• **INSTRUCTION**
Exactly as written, print each record in the listing.

• **THE INPUT**
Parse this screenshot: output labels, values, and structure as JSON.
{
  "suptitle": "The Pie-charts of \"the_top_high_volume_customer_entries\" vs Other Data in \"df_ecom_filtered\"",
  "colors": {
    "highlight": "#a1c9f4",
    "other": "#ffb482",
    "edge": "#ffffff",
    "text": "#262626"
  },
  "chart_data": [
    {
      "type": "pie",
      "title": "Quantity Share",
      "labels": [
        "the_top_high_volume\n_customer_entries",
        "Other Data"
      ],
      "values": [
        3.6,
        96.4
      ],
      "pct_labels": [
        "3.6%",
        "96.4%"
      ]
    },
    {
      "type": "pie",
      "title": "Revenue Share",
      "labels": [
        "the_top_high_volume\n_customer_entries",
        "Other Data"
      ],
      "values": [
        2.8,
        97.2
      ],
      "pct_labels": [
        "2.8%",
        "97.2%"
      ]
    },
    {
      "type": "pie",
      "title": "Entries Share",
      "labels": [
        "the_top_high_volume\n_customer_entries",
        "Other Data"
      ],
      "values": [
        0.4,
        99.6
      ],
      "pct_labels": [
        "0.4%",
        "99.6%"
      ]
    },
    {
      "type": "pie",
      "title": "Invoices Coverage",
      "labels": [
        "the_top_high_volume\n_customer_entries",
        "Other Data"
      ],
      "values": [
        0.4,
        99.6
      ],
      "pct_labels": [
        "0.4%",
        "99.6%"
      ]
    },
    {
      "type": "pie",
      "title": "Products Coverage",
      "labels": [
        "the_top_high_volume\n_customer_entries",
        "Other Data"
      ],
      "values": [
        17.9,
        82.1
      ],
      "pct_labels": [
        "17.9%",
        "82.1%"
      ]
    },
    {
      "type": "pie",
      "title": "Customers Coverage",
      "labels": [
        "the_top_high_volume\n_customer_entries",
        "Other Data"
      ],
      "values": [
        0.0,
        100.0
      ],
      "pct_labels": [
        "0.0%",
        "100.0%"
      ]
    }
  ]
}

• **IN RESPONSE**
Parse this screenshot: output labels, values, and structure as JSON.
{
  "suptitle": "The Pie-charts of \"the_top_high_volume_customer_entries\" vs Other Data in \"df_ecom_filtered\"",
  "colors": {
    "highlight": "#a1c9f4",
    "other": "#ffb482",
    "edge": "#ffffff",
    "text": "#262626"
  },
  "chart_data": [
    {
      "type": "pie",
      "title": "Quantity Share",
      "labels": [
        "the_top_high_volume\n_customer_entries",
        "Other Data"
      ],
      "values": [
        3.6,
        96.4
      ],
      "pct_labels": [
        "3.6%",
        "96.4%"
      ]
    },
    {
      "type": "pie",
      "title": "Revenue Share",
      "labels": [
        "the_top_high_volume\n_customer_entries",
        "Other Data"
      ],
      "values": [
        2.8,
        97.2
      ],
      "pct_labels": [
        "2.8%",
        "97.2%"
      ]
    },
    {
      "type": "pie",
      "title": "Entries Share",
      "labels": [
        "the_top_high_volume\n_customer_entries",
        "Other Data"
      ],
      "values": [
        0.4,
        99.6
      ],
      "pct_labels": [
        "0.4%",
        "99.6%"
      ]
    },
    {
      "type": "pie",
      "title": "Invoices Coverage",
      "labels": [
        "the_top_high_volume\n_customer_entries",
        "Other Data"
      ],
      "values": [
        0.4,
        99.6
      ],
      "pct_labels": [
        "0.4%",
        "99.6%"
      ]
    },
    {
      "type": "pie",
      "title": "Products Coverage",
      "labels": [
        "the_top_high_volume\n_customer_entries",
        "Other Data"
      ],
      "values": [
        17.9,
        82.1
      ],
      "pct_labels": [
        "17.9%",
        "82.1%"
      ]
    },
    {
      "type": "pie",
      "title": "Customers Coverage",
      "labels": [
        "the_top_high_volume\n_customer_entries",
        "Other Data"
      ],
      "values": [
        0.0,
        100.0
      ],
      "pct_labels": [
        "0.0%",
        "100.0%"
      ]
    }
  ]
}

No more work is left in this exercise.